--- START ---

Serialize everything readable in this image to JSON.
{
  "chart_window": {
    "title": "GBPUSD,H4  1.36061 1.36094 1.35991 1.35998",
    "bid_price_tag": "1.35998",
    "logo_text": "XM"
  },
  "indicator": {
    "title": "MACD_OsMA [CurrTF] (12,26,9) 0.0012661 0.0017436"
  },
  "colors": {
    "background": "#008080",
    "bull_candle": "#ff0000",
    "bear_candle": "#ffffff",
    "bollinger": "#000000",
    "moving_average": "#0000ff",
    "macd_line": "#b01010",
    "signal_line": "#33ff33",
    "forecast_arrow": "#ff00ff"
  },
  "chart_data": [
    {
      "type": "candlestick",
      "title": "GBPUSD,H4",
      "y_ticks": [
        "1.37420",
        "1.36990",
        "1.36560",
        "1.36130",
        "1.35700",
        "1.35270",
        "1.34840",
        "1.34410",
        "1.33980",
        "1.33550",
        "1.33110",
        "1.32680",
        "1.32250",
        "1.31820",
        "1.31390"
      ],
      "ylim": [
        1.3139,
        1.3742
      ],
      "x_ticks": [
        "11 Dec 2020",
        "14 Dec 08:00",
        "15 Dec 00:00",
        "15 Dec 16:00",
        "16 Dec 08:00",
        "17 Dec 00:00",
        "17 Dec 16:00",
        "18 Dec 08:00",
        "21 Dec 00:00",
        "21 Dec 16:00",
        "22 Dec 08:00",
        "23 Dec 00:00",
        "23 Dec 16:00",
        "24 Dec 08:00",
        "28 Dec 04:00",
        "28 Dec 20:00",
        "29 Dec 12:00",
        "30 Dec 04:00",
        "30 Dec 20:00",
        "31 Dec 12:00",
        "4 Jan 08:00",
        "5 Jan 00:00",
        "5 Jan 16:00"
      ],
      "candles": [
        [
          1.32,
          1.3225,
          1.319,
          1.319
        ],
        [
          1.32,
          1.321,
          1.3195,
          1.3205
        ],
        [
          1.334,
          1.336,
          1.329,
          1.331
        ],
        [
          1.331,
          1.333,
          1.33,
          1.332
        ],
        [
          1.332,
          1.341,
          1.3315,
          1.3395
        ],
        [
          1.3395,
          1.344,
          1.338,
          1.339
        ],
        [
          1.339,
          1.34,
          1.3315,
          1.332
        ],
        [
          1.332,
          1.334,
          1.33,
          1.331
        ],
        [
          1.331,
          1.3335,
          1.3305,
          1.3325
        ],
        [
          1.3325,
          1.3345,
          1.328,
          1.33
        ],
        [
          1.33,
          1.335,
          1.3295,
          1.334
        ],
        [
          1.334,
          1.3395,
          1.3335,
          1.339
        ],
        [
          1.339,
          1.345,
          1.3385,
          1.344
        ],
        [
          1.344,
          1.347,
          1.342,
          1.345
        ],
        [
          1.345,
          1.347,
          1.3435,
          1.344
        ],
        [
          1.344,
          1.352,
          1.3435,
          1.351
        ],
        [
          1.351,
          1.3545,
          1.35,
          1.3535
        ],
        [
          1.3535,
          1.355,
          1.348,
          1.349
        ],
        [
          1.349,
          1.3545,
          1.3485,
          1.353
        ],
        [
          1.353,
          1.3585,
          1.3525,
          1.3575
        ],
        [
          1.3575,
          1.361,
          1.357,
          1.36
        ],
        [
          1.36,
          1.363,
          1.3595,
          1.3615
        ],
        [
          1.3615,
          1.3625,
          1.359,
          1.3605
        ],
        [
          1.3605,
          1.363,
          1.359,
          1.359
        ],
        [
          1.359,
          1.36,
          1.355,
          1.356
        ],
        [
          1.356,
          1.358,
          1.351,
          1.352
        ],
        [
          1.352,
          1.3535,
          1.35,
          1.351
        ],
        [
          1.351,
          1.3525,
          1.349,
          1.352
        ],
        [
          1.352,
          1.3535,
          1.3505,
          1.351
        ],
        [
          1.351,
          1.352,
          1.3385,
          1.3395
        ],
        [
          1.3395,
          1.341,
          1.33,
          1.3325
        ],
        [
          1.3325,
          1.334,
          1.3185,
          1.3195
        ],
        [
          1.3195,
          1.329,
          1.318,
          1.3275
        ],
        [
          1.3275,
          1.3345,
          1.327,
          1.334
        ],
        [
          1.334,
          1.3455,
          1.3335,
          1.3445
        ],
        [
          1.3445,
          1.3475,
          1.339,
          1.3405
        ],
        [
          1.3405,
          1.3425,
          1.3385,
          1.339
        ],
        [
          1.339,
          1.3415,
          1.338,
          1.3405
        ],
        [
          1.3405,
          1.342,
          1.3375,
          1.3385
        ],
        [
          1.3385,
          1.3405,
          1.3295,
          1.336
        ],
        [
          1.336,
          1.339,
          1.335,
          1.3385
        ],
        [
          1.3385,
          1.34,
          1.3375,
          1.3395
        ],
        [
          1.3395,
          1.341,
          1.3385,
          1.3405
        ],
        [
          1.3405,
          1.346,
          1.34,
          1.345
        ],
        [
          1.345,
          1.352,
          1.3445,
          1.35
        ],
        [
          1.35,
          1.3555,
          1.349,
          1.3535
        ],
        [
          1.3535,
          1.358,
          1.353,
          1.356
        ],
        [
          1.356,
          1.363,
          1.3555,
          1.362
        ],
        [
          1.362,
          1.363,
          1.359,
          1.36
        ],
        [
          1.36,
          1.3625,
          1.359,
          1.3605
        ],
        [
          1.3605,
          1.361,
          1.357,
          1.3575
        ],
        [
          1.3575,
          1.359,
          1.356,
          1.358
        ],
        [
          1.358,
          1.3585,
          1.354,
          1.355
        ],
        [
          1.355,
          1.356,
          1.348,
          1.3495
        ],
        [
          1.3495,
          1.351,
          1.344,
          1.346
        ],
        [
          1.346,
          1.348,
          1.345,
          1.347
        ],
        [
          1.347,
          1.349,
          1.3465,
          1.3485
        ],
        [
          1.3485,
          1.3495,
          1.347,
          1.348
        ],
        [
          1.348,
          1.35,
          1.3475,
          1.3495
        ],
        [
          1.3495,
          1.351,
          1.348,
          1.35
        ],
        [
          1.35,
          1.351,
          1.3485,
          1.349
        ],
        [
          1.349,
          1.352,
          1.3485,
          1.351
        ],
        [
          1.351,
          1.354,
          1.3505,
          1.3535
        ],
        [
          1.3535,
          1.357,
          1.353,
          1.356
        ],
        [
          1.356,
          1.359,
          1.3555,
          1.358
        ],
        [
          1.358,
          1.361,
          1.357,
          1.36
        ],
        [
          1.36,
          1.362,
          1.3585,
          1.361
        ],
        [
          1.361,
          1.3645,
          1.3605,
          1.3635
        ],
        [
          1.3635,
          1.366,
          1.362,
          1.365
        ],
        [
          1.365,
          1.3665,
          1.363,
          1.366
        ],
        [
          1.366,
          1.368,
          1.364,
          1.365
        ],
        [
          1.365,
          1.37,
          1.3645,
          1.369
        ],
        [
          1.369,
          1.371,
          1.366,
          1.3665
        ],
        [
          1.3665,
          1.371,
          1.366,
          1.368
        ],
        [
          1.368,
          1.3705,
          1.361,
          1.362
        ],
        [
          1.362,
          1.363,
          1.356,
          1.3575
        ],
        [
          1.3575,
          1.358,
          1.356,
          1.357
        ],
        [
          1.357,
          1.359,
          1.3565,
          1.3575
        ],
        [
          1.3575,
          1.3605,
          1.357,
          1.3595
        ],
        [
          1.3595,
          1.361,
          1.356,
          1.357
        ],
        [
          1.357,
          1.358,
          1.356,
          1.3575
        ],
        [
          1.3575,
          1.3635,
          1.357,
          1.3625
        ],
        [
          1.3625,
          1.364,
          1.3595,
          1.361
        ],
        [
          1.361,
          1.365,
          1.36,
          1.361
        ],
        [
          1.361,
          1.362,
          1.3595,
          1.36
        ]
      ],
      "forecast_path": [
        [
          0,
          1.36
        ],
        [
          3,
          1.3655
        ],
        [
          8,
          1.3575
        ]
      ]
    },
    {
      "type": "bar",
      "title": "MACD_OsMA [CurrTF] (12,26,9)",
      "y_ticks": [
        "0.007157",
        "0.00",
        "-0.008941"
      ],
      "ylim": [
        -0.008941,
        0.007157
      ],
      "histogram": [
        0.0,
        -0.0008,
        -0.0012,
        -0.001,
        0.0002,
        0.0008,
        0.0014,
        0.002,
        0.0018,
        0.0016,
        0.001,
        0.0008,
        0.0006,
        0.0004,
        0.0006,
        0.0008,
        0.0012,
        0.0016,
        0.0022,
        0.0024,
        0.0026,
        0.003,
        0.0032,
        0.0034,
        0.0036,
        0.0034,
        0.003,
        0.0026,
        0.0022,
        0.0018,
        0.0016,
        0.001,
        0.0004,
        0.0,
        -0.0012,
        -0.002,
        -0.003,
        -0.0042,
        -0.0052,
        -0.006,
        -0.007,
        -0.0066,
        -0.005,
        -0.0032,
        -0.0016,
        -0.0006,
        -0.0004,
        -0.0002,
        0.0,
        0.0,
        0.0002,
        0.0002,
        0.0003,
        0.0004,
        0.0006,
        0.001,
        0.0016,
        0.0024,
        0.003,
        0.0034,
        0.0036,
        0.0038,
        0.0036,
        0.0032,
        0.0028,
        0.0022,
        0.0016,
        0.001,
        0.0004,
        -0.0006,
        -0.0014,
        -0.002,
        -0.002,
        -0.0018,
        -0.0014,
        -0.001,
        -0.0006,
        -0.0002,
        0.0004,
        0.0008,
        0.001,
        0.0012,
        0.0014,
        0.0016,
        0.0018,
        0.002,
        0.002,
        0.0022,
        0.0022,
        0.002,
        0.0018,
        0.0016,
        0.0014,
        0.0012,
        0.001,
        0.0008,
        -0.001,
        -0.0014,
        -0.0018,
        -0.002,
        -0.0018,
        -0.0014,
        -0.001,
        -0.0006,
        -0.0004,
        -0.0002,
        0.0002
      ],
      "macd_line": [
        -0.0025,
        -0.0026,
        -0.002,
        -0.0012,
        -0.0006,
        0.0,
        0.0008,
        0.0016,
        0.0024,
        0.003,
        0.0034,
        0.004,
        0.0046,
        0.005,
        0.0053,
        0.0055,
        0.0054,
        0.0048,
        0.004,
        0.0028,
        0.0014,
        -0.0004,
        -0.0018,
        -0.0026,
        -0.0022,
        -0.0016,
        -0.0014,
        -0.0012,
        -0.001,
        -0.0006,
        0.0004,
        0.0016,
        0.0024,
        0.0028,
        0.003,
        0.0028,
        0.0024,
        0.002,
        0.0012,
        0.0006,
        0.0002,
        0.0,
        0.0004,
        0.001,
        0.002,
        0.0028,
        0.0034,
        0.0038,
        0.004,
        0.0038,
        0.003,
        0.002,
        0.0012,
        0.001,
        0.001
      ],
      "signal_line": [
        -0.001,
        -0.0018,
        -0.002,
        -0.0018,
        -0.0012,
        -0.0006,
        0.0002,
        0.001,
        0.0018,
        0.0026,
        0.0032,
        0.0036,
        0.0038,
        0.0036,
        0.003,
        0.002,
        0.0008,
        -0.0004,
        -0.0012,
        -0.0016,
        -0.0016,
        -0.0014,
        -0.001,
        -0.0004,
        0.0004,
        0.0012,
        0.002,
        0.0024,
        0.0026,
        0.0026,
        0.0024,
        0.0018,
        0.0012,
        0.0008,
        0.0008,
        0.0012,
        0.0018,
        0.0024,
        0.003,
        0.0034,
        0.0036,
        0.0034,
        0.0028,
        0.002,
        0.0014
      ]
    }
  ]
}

--- END ---

Where a line of the entries contains the word "CurrTF", copy that line.

Response:
    "title": "MACD_OsMA [CurrTF] (12,26,9) 0.0012661 0.0017436"
      "title": "MACD_OsMA [CurrTF] (12,26,9)",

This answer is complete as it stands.